> [Task prompt]:
Retype the material word for word.

Data records
>> BEGIN
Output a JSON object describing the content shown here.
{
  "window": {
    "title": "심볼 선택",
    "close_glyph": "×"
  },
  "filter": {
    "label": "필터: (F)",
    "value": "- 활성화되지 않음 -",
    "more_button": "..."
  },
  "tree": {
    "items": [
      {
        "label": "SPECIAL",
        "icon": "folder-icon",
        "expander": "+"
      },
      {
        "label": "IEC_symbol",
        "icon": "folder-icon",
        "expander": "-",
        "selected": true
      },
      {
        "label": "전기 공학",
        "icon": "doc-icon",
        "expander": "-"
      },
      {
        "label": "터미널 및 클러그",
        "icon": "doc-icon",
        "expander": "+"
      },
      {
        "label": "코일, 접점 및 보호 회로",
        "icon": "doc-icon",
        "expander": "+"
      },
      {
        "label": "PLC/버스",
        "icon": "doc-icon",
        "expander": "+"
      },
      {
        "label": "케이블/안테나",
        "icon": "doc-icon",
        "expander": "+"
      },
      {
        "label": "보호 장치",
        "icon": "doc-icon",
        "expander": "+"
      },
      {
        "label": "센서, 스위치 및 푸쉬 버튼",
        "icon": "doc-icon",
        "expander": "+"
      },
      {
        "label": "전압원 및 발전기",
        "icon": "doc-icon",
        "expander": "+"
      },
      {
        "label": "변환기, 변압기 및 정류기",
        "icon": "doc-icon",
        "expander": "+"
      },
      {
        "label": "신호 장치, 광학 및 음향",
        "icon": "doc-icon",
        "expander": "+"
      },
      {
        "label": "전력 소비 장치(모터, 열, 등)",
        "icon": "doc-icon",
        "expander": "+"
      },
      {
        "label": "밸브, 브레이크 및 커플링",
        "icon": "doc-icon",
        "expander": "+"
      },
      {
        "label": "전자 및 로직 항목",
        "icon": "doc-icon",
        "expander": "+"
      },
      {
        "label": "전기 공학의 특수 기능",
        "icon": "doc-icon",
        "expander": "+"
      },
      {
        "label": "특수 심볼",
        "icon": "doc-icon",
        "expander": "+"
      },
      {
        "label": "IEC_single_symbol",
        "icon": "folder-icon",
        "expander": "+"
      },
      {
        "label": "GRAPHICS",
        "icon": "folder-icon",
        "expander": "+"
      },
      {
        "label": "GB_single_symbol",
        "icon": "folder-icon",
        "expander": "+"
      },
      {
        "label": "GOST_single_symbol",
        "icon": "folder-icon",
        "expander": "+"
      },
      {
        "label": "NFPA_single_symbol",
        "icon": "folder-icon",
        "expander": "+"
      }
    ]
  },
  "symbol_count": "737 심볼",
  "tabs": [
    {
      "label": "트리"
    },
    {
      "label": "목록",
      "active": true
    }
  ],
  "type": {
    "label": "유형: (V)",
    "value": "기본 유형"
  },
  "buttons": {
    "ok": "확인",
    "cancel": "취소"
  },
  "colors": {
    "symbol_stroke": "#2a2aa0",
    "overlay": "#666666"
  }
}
>> END
> [Complete answer]:
Output a JSON object describing the content shown here.
{
  "window": {
    "title": "심볼 선택",
    "close_glyph": "×"
  },
  "filter": {
    "label": "필터: (F)",
    "value": "- 활성화되지 않음 -",
    "more_button": "..."
  },
  "tree": {
    "items": [
      {
        "label": "SPECIAL",
        "icon": "folder-icon",
        "expander": "+"
      },
      {
        "label": "IEC_symbol",
        "icon": "folder-icon",
        "expander": "-",
        "selected": true
      },
      {
        "label": "전기 공학",
        "icon": "doc-icon",
        "expander": "-"
      },
      {
        "label": "터미널 및 클러그",
        "icon": "doc-icon",
        "expander": "+"
      },
      {
        "label": "코일, 접점 및 보호 회로",
        "icon": "doc-icon",
        "expander": "+"
      },
      {
        "label": "PLC/버스",
        "icon": "doc-icon",
        "expander": "+"
      },
      {
        "label": "케이블/안테나",
        "icon": "doc-icon",
        "expander": "+"
      },
      {
        "label": "보호 장치",
        "icon": "doc-icon",
        "expander": "+"
      },
      {
        "label": "센서, 스위치 및 푸쉬 버튼",
        "icon": "doc-icon",
        "expander": "+"
      },
      {
        "label": "전압원 및 발전기",
        "icon": "doc-icon",
        "expander": "+"
      },
      {
        "label": "변환기, 변압기 및 정류기",
        "icon": "doc-icon",
        "expander": "+"
      },
      {
        "label": "신호 장치, 광학 및 음향",
        "icon": "doc-icon",
        "expander": "+"
      },
      {
        "label": "전력 소비 장치(모터, 열, 등)",
        "icon": "doc-icon",
        "expander": "+"
      },
      {
        "label": "밸브, 브레이크 및 커플링",
        "icon": "doc-icon",
        "expander": "+"
      },
      {
        "label": "전자 및 로직 항목",
        "icon": "doc-icon",
        "expander": "+"
      },
      {
        "label": "전기 공학의 특수 기능",
        "icon": "doc-icon",
        "expander": "+"
      },
      {
        "label": "특수 심볼",
        "icon": "doc-icon",
        "expander": "+"
      },
      {
        "label": "IEC_single_symbol",
        "icon": "folder-icon",
        "expander": "+"
      },
      {
        "label": "GRAPHICS",
        "icon": "folder-icon",
        "expander": "+"
      },
      {
        "label": "GB_single_symbol",
        "icon": "folder-icon",
        "expander": "+"
      },
      {
        "label": "GOST_single_symbol",
        "icon": "folder-icon",
        "expander": "+"
      },
      {
        "label": "NFPA_single_symbol",
        "icon": "folder-icon",
        "expander": "+"
      }
    ]
  },
  "symbol_count": "737 심볼",
  "tabs": [
    {
      "label": "트리"
    },
    {
      "label": "목록",
      "active": true
    }
  ],
  "type": {
    "label": "유형: (V)",
    "value": "기본 유형"
  },
  "buttons": {
    "ok": "확인",
    "cancel": "취소"
  },
  "colors": {
    "symbol_stroke": "#2a2aa0",
    "overlay": "#666666"
  }
}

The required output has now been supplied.